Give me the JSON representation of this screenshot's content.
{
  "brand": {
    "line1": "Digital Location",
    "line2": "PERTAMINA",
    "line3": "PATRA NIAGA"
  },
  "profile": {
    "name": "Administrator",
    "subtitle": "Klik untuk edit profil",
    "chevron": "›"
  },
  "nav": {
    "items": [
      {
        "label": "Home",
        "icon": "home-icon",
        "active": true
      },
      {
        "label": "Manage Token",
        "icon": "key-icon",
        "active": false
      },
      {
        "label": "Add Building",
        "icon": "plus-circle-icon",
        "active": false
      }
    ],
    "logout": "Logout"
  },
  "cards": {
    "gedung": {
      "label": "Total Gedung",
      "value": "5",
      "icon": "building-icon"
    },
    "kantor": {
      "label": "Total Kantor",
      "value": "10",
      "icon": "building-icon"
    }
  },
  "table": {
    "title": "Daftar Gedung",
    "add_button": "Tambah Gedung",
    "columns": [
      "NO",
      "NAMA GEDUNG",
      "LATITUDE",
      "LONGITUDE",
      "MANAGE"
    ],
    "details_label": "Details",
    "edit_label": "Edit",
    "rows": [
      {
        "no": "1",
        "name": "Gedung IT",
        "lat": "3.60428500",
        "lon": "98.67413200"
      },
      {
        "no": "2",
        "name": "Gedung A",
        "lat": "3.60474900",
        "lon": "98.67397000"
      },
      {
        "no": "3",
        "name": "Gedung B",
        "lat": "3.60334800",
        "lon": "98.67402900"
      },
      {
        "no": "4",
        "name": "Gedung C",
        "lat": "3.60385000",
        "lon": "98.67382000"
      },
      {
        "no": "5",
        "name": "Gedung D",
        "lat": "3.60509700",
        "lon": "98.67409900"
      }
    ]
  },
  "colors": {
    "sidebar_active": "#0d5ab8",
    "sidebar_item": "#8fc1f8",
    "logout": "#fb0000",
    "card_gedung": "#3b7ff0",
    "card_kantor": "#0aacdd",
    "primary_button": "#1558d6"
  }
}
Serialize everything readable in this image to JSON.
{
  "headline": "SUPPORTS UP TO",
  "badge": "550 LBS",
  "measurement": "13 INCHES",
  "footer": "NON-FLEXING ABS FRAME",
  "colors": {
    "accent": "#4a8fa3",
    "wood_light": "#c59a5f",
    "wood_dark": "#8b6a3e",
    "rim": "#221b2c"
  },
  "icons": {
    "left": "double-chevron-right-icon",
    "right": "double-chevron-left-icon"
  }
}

## Challenge
Write the complete data out, exactly as above.

## Task answer
Give me the JSON representation of this screenshot's content.
{
  "brand": {
    "line1": "Digital Location",
    "line2": "PERTAMINA",
    "line3": "PATRA NIAGA"
  },
  "profile": {
    "name": "Administrator",
    "subtitle": "Klik untuk edit profil",
    "chevron": "›"
  },
  "nav": {
    "items": [
      {
        "label": "Home",
        "icon": "home-icon",
        "active": true
      },
      {
        "label": "Manage Token",
        "icon": "key-icon",
        "active": false
      },
      {
        "label": "Add Building",
        "icon": "plus-circle-icon",
        "active": false
      }
    ],
    "logout": "Logout"
  },
  "cards": {
    "gedung": {
      "label": "Total Gedung",
      "value": "5",
      "icon": "building-icon"
    },
    "kantor": {
      "label": "Total Kantor",
      "value": "10",
      "icon": "building-icon"
    }
  },
  "table": {
    "title": "Daftar Gedung",
    "add_button": "Tambah Gedung",
    "columns": [
      "NO",
      "NAMA GEDUNG",
      "LATITUDE",
      "LONGITUDE",
      "MANAGE"
    ],
    "details_label": "Details",
    "edit_label": "Edit",
    "rows": [
      {
        "no": "1",
        "name": "Gedung IT",
        "lat": "3.60428500",
        "lon": "98.67413200"
      },
      {
        "no": "2",
        "name": "Gedung A",
        "lat": "3.60474900",
        "lon": "98.67397000"
      },
      {
        "no": "3",
        "name": "Gedung B",
        "lat": "3.60334800",
        "lon": "98.67402900"
      },
      {
        "no": "4",
        "name": "Gedung C",
        "lat": "3.60385000",
        "lon": "98.67382000"
      },
      {
        "no": "5",
        "name": "Gedung D",
        "lat": "3.60509700",
        "lon": "98.67409900"
      }
    ]
  },
  "colors": {
    "sidebar_active": "#0d5ab8",
    "sidebar_item": "#8fc1f8",
    "logout": "#fb0000",
    "card_gedung": "#3b7ff0",
    "card_kantor": "#0aacdd",
    "primary_button": "#1558d6"
  }
}
Serialize everything readable in this image to JSON.
{
  "headline": "SUPPORTS UP TO",
  "badge": "550 LBS",
  "measurement": "13 INCHES",
  "footer": "NON-FLEXING ABS FRAME",
  "colors": {
    "accent": "#4a8fa3",
    "wood_light": "#c59a5f",
    "wood_dark": "#8b6a3e",
    "rim": "#221b2c"
  },
  "icons": {
    "left": "double-chevron-right-icon",
    "right": "double-chevron-left-icon"
  }
}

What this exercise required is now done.